= Data for the task =
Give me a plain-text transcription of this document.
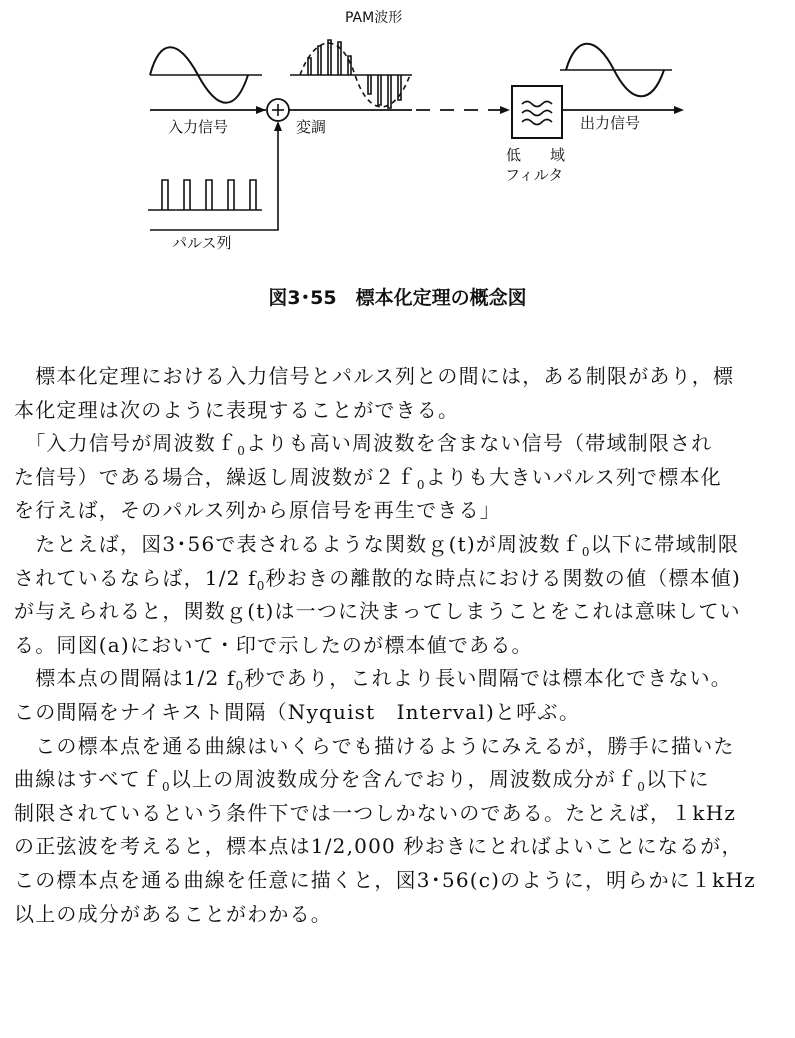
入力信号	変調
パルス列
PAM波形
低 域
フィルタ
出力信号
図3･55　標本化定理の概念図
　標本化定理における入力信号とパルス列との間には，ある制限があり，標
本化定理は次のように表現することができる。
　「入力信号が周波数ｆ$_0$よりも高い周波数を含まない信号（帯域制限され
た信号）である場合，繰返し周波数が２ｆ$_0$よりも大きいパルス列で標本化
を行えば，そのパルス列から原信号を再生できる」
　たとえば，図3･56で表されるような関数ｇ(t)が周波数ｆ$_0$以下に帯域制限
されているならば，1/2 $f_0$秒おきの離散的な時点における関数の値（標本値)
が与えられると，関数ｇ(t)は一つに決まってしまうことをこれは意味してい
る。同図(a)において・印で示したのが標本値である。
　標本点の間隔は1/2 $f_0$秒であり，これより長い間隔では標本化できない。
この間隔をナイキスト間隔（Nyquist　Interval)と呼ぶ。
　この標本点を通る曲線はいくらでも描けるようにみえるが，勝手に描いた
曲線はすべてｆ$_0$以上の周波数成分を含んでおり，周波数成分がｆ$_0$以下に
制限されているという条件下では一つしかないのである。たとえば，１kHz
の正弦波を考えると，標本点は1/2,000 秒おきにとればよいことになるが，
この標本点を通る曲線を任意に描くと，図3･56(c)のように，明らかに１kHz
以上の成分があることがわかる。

= The exercise =
Write the entries above out in full, exactly, with no images.

= The solution =
Give me a plain-text transcription of this document.
入力信号	変調
パルス列
PAM波形
低 域
フィルタ
出力信号
図3･55　標本化定理の概念図
　標本化定理における入力信号とパルス列との間には，ある制限があり，標
本化定理は次のように表現することができる。
　「入力信号が周波数ｆ$_0$よりも高い周波数を含まない信号（帯域制限され
た信号）である場合，繰返し周波数が２ｆ$_0$よりも大きいパルス列で標本化
を行えば，そのパルス列から原信号を再生できる」
　たとえば，図3･56で表されるような関数ｇ(t)が周波数ｆ$_0$以下に帯域制限
されているならば，1/2 $f_0$秒おきの離散的な時点における関数の値（標本値)
が与えられると，関数ｇ(t)は一つに決まってしまうことをこれは意味してい
る。同図(a)において・印で示したのが標本値である。
　標本点の間隔は1/2 $f_0$秒であり，これより長い間隔では標本化できない。
この間隔をナイキスト間隔（Nyquist　Interval)と呼ぶ。
　この標本点を通る曲線はいくらでも描けるようにみえるが，勝手に描いた
曲線はすべてｆ$_0$以上の周波数成分を含んでおり，周波数成分がｆ$_0$以下に
制限されているという条件下では一つしかないのである。たとえば，１kHz
の正弦波を考えると，標本点は1/2,000 秒おきにとればよいことになるが，
この標本点を通る曲線を任意に描くと，図3･56(c)のように，明らかに１kHz
以上の成分があることがわかる。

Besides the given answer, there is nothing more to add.